▸ Task instructions
Repeat every record below exactly as it appears.

___ Dataset records

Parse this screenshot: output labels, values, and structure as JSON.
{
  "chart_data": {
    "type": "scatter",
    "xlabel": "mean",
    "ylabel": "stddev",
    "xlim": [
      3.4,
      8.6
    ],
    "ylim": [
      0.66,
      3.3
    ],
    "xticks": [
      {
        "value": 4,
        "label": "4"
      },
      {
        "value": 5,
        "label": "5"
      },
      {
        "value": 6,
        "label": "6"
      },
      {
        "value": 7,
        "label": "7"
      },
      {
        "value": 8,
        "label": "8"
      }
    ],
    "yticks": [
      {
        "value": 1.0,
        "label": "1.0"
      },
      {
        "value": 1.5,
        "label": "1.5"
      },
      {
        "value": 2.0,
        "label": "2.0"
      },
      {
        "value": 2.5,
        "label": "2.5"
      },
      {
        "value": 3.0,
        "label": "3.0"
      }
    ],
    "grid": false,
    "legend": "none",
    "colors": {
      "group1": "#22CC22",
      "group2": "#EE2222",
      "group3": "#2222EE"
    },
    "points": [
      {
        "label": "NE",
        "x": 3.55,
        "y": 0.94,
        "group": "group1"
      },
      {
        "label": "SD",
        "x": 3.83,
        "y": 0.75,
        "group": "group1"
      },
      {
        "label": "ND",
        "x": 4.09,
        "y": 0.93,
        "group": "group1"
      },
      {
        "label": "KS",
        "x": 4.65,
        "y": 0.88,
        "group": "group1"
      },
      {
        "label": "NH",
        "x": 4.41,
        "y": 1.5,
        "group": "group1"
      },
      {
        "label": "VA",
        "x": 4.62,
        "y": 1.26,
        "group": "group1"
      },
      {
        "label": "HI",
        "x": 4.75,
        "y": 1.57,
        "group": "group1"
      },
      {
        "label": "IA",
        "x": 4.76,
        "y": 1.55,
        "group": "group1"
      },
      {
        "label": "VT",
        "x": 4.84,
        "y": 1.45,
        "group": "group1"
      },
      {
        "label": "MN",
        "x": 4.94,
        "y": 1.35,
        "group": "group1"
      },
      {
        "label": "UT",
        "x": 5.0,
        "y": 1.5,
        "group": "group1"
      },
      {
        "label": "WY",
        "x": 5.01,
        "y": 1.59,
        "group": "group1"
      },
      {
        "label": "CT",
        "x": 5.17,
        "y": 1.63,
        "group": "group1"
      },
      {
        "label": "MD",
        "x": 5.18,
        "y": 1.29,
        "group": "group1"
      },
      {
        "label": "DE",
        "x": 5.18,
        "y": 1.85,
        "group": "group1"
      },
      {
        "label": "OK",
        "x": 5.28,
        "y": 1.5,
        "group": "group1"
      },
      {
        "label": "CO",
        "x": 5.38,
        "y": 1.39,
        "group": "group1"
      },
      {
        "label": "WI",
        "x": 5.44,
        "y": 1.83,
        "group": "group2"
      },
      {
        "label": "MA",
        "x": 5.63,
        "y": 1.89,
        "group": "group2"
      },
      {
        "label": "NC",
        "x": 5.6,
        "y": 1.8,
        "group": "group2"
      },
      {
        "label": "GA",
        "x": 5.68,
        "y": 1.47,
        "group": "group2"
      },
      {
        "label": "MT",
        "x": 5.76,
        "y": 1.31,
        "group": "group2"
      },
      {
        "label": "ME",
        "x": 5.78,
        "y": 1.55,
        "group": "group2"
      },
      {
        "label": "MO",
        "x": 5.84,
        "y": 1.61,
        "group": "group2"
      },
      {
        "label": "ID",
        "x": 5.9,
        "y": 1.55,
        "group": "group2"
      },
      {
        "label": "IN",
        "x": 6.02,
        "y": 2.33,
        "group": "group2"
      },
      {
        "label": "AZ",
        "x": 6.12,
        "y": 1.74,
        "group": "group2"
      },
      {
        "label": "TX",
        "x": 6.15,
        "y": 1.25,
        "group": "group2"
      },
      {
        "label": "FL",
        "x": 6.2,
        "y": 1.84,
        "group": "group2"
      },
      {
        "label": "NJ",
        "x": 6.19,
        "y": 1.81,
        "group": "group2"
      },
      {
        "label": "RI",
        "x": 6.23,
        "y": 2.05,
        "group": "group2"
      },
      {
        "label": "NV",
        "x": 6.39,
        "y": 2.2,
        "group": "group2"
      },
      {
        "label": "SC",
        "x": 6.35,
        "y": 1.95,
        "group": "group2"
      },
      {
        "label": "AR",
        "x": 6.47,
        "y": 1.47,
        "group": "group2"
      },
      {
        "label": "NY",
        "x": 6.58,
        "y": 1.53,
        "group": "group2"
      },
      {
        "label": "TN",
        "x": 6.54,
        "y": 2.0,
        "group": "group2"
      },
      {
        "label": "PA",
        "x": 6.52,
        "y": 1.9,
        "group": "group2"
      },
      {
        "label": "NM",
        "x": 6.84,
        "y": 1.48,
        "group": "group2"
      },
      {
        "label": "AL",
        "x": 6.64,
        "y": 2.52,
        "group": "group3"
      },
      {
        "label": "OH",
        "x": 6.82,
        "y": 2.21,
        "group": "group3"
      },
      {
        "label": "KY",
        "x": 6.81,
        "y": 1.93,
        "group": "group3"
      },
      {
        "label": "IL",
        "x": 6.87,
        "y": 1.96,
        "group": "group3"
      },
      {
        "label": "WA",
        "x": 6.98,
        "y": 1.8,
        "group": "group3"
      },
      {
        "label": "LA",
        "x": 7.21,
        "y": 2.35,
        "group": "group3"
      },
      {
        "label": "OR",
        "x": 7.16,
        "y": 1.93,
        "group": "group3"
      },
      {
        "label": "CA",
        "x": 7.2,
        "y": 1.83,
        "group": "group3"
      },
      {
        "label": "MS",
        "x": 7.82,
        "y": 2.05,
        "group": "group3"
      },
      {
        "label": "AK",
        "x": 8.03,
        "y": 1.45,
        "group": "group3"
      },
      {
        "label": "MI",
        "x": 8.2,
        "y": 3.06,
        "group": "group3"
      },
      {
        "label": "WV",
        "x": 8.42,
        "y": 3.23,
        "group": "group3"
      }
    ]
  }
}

______

▸ The completed task
Parse this screenshot: output labels, values, and structure as JSON.
{
  "chart_data": {
    "type": "scatter",
    "xlabel": "mean",
    "ylabel": "stddev",
    "xlim": [
      3.4,
      8.6
    ],
    "ylim": [
      0.66,
      3.3
    ],
    "xticks": [
      {
        "value": 4,
        "label": "4"
      },
      {
        "value": 5,
        "label": "5"
      },
      {
        "value": 6,
        "label": "6"
      },
      {
        "value": 7,
        "label": "7"
      },
      {
        "value": 8,
        "label": "8"
      }
    ],
    "yticks": [
      {
        "value": 1.0,
        "label": "1.0"
      },
      {
        "value": 1.5,
        "label": "1.5"
      },
      {
        "value": 2.0,
        "label": "2.0"
      },
      {
        "value": 2.5,
        "label": "2.5"
      },
      {
        "value": 3.0,
        "label": "3.0"
      }
    ],
    "grid": false,
    "legend": "none",
    "colors": {
      "group1": "#22CC22",
      "group2": "#EE2222",
      "group3": "#2222EE"
    },
    "points": [
      {
        "label": "NE",
        "x": 3.55,
        "y": 0.94,
        "group": "group1"
      },
      {
        "label": "SD",
        "x": 3.83,
        "y": 0.75,
        "group": "group1"
      },
      {
        "label": "ND",
        "x": 4.09,
        "y": 0.93,
        "group": "group1"
      },
      {
        "label": "KS",
        "x": 4.65,
        "y": 0.88,
        "group": "group1"
      },
      {
        "label": "NH",
        "x": 4.41,
        "y": 1.5,
        "group": "group1"
      },
      {
        "label": "VA",
        "x": 4.62,
        "y": 1.26,
        "group": "group1"
      },
      {
        "label": "HI",
        "x": 4.75,
        "y": 1.57,
        "group": "group1"
      },
      {
        "label": "IA",
        "x": 4.76,
        "y": 1.55,
        "group": "group1"
      },
      {
        "label": "VT",
        "x": 4.84,
        "y": 1.45,
        "group": "group1"
      },
      {
        "label": "MN",
        "x": 4.94,
        "y": 1.35,
        "group": "group1"
      },
      {
        "label": "UT",
        "x": 5.0,
        "y": 1.5,
        "group": "group1"
      },
      {
        "label": "WY",
        "x": 5.01,
        "y": 1.59,
        "group": "group1"
      },
      {
        "label": "CT",
        "x": 5.17,
        "y": 1.63,
        "group": "group1"
      },
      {
        "label": "MD",
        "x": 5.18,
        "y": 1.29,
        "group": "group1"
      },
      {
        "label": "DE",
        "x": 5.18,
        "y": 1.85,
        "group": "group1"
      },
      {
        "label": "OK",
        "x": 5.28,
        "y": 1.5,
        "group": "group1"
      },
      {
        "label": "CO",
        "x": 5.38,
        "y": 1.39,
        "group": "group1"
      },
      {
        "label": "WI",
        "x": 5.44,
        "y": 1.83,
        "group": "group2"
      },
      {
        "label": "MA",
        "x": 5.63,
        "y": 1.89,
        "group": "group2"
      },
      {
        "label": "NC",
        "x": 5.6,
        "y": 1.8,
        "group": "group2"
      },
      {
        "label": "GA",
        "x": 5.68,
        "y": 1.47,
        "group": "group2"
      },
      {
        "label": "MT",
        "x": 5.76,
        "y": 1.31,
        "group": "group2"
      },
      {
        "label": "ME",
        "x": 5.78,
        "y": 1.55,
        "group": "group2"
      },
      {
        "label": "MO",
        "x": 5.84,
        "y": 1.61,
        "group": "group2"
      },
      {
        "label": "ID",
        "x": 5.9,
        "y": 1.55,
        "group": "group2"
      },
      {
        "label": "IN",
        "x": 6.02,
        "y": 2.33,
        "group": "group2"
      },
      {
        "label": "AZ",
        "x": 6.12,
        "y": 1.74,
        "group": "group2"
      },
      {
        "label": "TX",
        "x": 6.15,
        "y": 1.25,
        "group": "group2"
      },
      {
        "label": "FL",
        "x": 6.2,
        "y": 1.84,
        "group": "group2"
      },
      {
        "label": "NJ",
        "x": 6.19,
        "y": 1.81,
        "group": "group2"
      },
      {
        "label": "RI",
        "x": 6.23,
        "y": 2.05,
        "group": "group2"
      },
      {
        "label": "NV",
        "x": 6.39,
        "y": 2.2,
        "group": "group2"
      },
      {
        "label": "SC",
        "x": 6.35,
        "y": 1.95,
        "group": "group2"
      },
      {
        "label": "AR",
        "x": 6.47,
        "y": 1.47,
        "group": "group2"
      },
      {
        "label": "NY",
        "x": 6.58,
        "y": 1.53,
        "group": "group2"
      },
      {
        "label": "TN",
        "x": 6.54,
        "y": 2.0,
        "group": "group2"
      },
      {
        "label": "PA",
        "x": 6.52,
        "y": 1.9,
        "group": "group2"
      },
      {
        "label": "NM",
        "x": 6.84,
        "y": 1.48,
        "group": "group2"
      },
      {
        "label": "AL",
        "x": 6.64,
        "y": 2.52,
        "group": "group3"
      },
      {
        "label": "OH",
        "x": 6.82,
        "y": 2.21,
        "group": "group3"
      },
      {
        "label": "KY",
        "x": 6.81,
        "y": 1.93,
        "group": "group3"
      },
      {
        "label": "IL",
        "x": 6.87,
        "y": 1.96,
        "group": "group3"
      },
      {
        "label": "WA",
        "x": 6.98,
        "y": 1.8,
        "group": "group3"
      },
      {
        "label": "LA",
        "x": 7.21,
        "y": 2.35,
        "group": "group3"
      },
      {
        "label": "OR",
        "x": 7.16,
        "y": 1.93,
        "group": "group3"
      },
      {
        "label": "CA",
        "x": 7.2,
        "y": 1.83,
        "group": "group3"
      },
      {
        "label": "MS",
        "x": 7.82,
        "y": 2.05,
        "group": "group3"
      },
      {
        "label": "AK",
        "x": 8.03,
        "y": 1.45,
        "group": "group3"
      },
      {
        "label": "MI",
        "x": 8.2,
        "y": 3.06,
        "group": "group3"
      },
      {
        "label": "WV",
        "x": 8.42,
        "y": 3.23,
        "group": "group3"
      }
    ]
  }
}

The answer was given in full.